* _JOB_
Report each line of the data that has "open" somewhere in it.

* START STORED ROWS *

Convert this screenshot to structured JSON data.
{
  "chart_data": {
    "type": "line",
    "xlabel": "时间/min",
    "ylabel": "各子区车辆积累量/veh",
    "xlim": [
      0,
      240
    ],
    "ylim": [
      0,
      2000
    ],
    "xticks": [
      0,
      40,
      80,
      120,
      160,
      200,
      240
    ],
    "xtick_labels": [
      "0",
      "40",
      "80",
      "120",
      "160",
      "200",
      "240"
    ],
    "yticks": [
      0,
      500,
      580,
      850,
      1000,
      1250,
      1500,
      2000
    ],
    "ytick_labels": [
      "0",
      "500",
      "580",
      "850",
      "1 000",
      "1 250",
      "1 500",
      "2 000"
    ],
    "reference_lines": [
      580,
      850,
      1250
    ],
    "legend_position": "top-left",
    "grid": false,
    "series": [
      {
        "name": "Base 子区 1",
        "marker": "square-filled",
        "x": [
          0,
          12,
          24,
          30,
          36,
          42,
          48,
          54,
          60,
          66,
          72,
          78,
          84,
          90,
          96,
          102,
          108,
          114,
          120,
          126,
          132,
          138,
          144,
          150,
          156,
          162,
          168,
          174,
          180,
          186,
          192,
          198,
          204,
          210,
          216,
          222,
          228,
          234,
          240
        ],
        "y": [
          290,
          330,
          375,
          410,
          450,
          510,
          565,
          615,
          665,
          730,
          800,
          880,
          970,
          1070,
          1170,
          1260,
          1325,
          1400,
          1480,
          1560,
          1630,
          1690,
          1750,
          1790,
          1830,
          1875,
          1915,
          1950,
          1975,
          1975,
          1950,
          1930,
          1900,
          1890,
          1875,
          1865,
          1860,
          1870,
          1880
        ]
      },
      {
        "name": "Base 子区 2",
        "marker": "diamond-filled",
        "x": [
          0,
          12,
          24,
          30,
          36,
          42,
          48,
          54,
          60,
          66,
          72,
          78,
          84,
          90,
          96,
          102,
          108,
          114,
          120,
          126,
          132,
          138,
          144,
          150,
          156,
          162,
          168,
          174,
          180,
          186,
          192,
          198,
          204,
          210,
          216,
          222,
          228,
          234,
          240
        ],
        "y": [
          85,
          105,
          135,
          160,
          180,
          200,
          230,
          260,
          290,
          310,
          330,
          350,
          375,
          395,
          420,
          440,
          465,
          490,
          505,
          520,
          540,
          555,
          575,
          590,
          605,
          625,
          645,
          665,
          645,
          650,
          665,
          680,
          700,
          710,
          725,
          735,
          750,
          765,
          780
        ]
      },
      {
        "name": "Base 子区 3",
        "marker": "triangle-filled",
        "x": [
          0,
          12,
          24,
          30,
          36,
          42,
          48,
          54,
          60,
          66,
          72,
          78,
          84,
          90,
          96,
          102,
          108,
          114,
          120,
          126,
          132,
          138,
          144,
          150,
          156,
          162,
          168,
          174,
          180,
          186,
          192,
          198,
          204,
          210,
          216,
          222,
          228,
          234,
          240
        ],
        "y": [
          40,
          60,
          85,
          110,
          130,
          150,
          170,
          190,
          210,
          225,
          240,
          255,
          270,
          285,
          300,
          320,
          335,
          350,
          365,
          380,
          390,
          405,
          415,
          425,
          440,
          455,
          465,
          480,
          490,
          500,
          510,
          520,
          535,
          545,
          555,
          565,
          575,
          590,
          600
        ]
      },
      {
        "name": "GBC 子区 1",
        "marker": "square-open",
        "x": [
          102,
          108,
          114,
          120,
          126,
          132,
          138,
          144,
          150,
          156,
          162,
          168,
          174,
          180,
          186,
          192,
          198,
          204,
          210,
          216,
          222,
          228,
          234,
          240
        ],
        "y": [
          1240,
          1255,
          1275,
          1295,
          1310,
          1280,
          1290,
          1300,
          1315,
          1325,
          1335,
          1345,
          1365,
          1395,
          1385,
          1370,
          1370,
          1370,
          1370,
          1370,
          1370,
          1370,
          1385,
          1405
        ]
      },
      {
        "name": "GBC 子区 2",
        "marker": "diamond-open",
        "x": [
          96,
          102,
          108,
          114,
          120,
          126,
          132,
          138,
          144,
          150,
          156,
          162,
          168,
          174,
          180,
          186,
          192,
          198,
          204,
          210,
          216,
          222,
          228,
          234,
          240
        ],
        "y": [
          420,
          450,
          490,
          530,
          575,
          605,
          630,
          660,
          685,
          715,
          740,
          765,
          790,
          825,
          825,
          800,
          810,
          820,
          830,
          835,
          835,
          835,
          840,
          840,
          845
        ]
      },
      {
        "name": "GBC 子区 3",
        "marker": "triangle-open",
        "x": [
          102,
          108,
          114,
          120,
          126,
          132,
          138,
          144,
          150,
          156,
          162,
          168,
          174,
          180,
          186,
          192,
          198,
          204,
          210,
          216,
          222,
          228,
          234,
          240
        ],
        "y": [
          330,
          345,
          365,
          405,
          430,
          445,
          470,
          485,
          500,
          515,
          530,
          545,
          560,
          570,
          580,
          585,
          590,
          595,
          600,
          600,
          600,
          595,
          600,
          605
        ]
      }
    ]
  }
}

* END STORED ROWS *

* _FULL OUTPUT_
        "marker": "square-open",
        "marker": "diamond-open",
        "marker": "triangle-open",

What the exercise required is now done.